- Obiettivo del compito: Cita parola per parola il passo dell'articolo sulle crisi aziendali in Puglia compreso tra "La task force regionale incardinata" e "di lavoro possibili.", estremi inclusi.

CRISI, DOSSIER SULLE AZIENDE: A RISCHIO MIGLIAIA DI POSTI

Sul tavolo della task force regionale per il lavoro sono aperti cinquanta dossier che raccontano la mappa delle crisi aziendali che hanno colpito la Puglia. In quei dossier “ballano” quattromila posti di lavoro. Dalla Cgil, il segretario regionale Gianni Forte conferma. Ma avverte: “Quattromila al netto dell’involuzione che potrebbe assumere la crisi del mobile imbottito, perché se anche nel distretto del salotto la crisi picchierà duro, nel 2012 rischiamo di perdere diecimila posti di lavoro”.

La task force regionale incardinata nella Presidenza della Regione Puglia, si è trasformata in un gabinetto di guerra dove esperti, economisti, dirigenti regionali sono quotidianamente impegnati a trovare soluzioni alle crisi per salvare quanto più posti di lavoro possibili.

I dossier scottanti sono una trentina a fronte di un’altra trentina che, invece, sono stati risolti.

Oggi la situazione più complessa è quella della OM Carrelli di Bari, 280 lavoratori sul filo del baratro insieme ad altri 60 impegnati nell’indotto. La vertenza sembrava risolta: dai carrelli avrebbero fatto taxi ibridi con motore elettrico. Invece i nuovi investitori hanno frenato. Così quelli della Agile-Eutelia, nello stabilimento di Bitritto dov’era Getronics, tutti in cassa integrazione straordinaria in attesa che la Tbs subentri ai Landi.

Alla Franzoni Filati di Trani rischiano in 150 e a Miroglio di Ginosa il futuro di 250 operai è legato a un investimento di un imprenditore di Prato che non si concretizza.

Così per l’Adelchi a Lecce e Telperfomance a Taranto. “Ma se per alcune aziende, le ristrutturazioni o le riconversioni sono legate alle crisi di mercato – spiega Davide Pellegrino, il coordinatore della task force regionale – per altre, la chiusura è legata a scelte aziendali”. È il caso della Tecnimont di Brindisi che ha deciso di chiudere il centro di progettazione. Ed è così anche per la Ivro di San Severo, una multinazionale che faceva verniciature di alluminio e che ha lasciato 50 dipendenti in cassa integrazione per due anni. “Ora cominciano ad arrivare segnali preoccupanti anche dalle piccole imprese – osserva il segretario regionale della Fiom Cgil, Donato Stefanelli – molti sono con l’acqua alla gola perché ci sono messe anche le banche che non danno più credito, nemmeno di mille euro”.

- Dati grezzi:
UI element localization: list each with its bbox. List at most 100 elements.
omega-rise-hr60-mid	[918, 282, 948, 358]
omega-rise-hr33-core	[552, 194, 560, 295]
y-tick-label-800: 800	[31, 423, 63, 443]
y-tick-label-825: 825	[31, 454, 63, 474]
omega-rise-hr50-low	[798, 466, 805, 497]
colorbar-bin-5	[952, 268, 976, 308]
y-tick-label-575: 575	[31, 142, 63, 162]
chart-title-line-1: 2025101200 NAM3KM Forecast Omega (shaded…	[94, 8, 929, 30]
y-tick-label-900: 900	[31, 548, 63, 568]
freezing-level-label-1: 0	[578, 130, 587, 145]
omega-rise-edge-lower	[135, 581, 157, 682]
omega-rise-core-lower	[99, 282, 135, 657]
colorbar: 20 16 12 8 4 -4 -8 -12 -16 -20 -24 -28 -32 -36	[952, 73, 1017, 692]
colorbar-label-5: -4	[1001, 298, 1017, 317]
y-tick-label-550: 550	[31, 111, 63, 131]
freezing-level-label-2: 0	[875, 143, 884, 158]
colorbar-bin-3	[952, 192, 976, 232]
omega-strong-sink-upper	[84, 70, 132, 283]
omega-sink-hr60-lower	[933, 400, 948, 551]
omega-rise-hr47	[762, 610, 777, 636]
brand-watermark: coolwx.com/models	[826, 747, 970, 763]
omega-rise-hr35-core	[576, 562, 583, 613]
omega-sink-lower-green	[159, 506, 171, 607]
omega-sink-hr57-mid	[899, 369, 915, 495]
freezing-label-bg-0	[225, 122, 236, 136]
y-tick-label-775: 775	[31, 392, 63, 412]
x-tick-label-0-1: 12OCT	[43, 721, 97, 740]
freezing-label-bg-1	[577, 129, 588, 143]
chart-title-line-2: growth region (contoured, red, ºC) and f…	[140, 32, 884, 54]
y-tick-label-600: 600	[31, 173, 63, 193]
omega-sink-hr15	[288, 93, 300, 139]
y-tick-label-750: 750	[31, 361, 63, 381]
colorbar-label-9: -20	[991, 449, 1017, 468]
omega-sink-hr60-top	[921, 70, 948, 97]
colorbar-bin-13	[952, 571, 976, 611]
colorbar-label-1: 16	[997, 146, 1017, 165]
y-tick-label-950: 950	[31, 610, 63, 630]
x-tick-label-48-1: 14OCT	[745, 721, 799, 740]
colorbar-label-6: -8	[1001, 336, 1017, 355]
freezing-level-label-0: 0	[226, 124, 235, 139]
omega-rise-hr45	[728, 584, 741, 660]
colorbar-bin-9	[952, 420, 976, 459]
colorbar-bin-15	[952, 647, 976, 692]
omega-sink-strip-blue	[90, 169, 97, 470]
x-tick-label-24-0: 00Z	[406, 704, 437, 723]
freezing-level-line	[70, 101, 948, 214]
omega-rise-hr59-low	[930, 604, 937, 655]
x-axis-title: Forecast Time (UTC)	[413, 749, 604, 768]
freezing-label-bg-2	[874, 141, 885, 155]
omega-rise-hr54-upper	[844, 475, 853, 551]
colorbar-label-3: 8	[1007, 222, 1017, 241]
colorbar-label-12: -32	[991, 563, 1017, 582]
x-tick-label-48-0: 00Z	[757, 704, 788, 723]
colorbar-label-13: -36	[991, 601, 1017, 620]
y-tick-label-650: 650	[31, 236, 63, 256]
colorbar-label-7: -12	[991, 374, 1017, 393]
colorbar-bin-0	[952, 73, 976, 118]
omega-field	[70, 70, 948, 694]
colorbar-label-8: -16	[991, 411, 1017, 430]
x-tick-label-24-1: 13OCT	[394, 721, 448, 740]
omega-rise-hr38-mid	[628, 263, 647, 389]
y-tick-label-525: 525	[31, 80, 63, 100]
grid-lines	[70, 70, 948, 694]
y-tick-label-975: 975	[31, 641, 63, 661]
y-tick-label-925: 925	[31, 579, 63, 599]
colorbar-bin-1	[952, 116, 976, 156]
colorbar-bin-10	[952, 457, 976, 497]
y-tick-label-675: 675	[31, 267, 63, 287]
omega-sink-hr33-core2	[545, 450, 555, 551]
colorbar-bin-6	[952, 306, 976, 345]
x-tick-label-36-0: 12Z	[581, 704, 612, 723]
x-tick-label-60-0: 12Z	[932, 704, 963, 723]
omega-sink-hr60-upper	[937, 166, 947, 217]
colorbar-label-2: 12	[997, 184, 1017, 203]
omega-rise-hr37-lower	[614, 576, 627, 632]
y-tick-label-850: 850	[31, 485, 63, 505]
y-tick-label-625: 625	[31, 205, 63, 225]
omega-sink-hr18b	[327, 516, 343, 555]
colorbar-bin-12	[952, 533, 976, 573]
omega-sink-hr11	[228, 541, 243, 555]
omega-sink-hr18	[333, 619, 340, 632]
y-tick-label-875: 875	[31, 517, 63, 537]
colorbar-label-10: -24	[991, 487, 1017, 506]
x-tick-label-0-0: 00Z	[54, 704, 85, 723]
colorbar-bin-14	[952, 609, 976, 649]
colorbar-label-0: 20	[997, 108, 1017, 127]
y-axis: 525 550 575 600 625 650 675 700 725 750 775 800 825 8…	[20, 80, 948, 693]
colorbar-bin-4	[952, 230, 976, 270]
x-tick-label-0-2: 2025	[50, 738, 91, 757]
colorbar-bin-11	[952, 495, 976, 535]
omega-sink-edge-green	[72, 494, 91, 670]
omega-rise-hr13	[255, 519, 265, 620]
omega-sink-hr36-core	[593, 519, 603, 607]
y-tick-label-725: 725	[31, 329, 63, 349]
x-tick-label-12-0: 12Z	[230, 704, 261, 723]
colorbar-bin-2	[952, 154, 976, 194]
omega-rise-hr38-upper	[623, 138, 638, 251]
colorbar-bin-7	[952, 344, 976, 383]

- Risposta:
La task force regionale incardinata nella Presidenza della Regione Puglia, si è trasformata in un gabinetto di guerra dove esperti, economisti, dirigenti regionali sono quotidianamente impegnati a trovare soluzioni alle crisi per salvare quanto più posti di lavoro possibili.